List each line of the data in which the string "fluorophenyl" appears.

_____

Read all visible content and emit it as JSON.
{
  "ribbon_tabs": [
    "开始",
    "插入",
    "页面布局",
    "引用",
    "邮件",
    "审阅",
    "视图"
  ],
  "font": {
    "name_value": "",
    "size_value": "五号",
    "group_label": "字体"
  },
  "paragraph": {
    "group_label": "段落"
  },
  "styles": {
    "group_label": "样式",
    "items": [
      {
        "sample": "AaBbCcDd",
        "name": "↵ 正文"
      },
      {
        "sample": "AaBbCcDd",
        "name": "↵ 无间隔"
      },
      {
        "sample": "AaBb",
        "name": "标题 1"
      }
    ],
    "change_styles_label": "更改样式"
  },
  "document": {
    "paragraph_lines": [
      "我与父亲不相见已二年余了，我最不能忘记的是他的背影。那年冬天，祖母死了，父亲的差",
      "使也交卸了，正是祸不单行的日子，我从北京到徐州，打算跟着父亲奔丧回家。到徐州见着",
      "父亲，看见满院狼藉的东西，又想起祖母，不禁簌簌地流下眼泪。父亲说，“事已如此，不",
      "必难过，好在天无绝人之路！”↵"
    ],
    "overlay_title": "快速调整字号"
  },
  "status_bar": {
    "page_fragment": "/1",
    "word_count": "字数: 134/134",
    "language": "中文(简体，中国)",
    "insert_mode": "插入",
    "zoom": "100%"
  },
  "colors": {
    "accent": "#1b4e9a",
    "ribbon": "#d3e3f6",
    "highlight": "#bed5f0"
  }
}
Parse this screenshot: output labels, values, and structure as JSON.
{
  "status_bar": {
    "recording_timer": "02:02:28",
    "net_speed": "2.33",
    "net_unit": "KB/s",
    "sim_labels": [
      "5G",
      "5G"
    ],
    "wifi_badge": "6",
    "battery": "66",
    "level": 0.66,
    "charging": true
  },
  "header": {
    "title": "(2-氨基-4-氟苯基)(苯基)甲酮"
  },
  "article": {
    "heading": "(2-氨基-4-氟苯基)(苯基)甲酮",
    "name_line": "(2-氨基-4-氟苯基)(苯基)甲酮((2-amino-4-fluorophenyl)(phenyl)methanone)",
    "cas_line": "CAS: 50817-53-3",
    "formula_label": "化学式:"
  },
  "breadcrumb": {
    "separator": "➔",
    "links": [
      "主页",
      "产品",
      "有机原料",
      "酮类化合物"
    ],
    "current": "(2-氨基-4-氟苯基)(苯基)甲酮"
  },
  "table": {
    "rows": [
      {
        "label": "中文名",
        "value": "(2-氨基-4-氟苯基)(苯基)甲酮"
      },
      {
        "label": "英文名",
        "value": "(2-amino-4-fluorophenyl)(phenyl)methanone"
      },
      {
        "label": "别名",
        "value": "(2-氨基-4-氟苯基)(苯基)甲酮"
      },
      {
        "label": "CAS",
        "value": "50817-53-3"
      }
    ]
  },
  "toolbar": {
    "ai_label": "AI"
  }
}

_____

Task result:
    "name_line": "(2-氨基-4-氟苯基)(苯基)甲酮((2-amino-4-fluorophenyl)(phenyl)methanone)",
        "value": "(2-amino-4-fluorophenyl)(phenyl)methanone"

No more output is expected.